*STATED TASK*:
Please repeat all of the lines that follow, exactly as written.

*DATA SHOWN*:

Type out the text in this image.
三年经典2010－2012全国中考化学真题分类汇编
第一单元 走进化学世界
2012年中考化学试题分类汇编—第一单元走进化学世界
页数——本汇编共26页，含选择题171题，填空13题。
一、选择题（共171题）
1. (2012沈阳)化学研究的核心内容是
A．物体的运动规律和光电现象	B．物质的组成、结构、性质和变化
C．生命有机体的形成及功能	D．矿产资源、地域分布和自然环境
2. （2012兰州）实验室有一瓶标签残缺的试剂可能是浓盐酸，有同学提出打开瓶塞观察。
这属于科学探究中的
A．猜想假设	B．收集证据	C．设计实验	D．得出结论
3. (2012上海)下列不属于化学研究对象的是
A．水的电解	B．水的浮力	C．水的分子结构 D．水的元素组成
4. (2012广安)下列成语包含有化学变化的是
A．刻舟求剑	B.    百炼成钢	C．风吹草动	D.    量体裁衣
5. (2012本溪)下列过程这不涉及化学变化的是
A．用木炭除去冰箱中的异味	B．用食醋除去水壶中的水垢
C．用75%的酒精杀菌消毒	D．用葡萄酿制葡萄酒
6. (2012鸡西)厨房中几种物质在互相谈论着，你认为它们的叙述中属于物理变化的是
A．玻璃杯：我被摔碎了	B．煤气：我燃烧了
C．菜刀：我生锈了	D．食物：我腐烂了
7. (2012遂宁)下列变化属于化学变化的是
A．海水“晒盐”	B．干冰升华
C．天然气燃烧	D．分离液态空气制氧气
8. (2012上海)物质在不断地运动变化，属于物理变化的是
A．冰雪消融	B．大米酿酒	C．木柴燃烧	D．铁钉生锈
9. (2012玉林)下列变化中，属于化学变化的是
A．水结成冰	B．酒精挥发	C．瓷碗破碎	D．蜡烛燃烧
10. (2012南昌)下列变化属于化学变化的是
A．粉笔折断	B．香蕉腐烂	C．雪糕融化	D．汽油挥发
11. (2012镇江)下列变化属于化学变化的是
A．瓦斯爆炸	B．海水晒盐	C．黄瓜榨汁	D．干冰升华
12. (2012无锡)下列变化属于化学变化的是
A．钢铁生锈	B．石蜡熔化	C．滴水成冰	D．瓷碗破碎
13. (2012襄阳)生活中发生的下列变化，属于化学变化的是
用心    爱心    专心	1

*FULL OUTPUT*:
Type out the text in this image.
三年经典2010－2012全国中考化学真题分类汇编
第一单元 走进化学世界
2012年中考化学试题分类汇编—第一单元走进化学世界
页数——本汇编共26页，含选择题171题，填空13题。
一、选择题（共171题）
1. (2012沈阳)化学研究的核心内容是
A．物体的运动规律和光电现象	B．物质的组成、结构、性质和变化
C．生命有机体的形成及功能	D．矿产资源、地域分布和自然环境
2. （2012兰州）实验室有一瓶标签残缺的试剂可能是浓盐酸，有同学提出打开瓶塞观察。
这属于科学探究中的
A．猜想假设	B．收集证据	C．设计实验	D．得出结论
3. (2012上海)下列不属于化学研究对象的是
A．水的电解	B．水的浮力	C．水的分子结构 D．水的元素组成
4. (2012广安)下列成语包含有化学变化的是
A．刻舟求剑	B.    百炼成钢	C．风吹草动	D.    量体裁衣
5. (2012本溪)下列过程这不涉及化学变化的是
A．用木炭除去冰箱中的异味	B．用食醋除去水壶中的水垢
C．用75%的酒精杀菌消毒	D．用葡萄酿制葡萄酒
6. (2012鸡西)厨房中几种物质在互相谈论着，你认为它们的叙述中属于物理变化的是
A．玻璃杯：我被摔碎了	B．煤气：我燃烧了
C．菜刀：我生锈了	D．食物：我腐烂了
7. (2012遂宁)下列变化属于化学变化的是
A．海水“晒盐”	B．干冰升华
C．天然气燃烧	D．分离液态空气制氧气
8. (2012上海)物质在不断地运动变化，属于物理变化的是
A．冰雪消融	B．大米酿酒	C．木柴燃烧	D．铁钉生锈
9. (2012玉林)下列变化中，属于化学变化的是
A．水结成冰	B．酒精挥发	C．瓷碗破碎	D．蜡烛燃烧
10. (2012南昌)下列变化属于化学变化的是
A．粉笔折断	B．香蕉腐烂	C．雪糕融化	D．汽油挥发
11. (2012镇江)下列变化属于化学变化的是
A．瓦斯爆炸	B．海水晒盐	C．黄瓜榨汁	D．干冰升华
12. (2012无锡)下列变化属于化学变化的是
A．钢铁生锈	B．石蜡熔化	C．滴水成冰	D．瓷碗破碎
13. (2012襄阳)生活中发生的下列变化，属于化学变化的是
用心    爱心    专心	1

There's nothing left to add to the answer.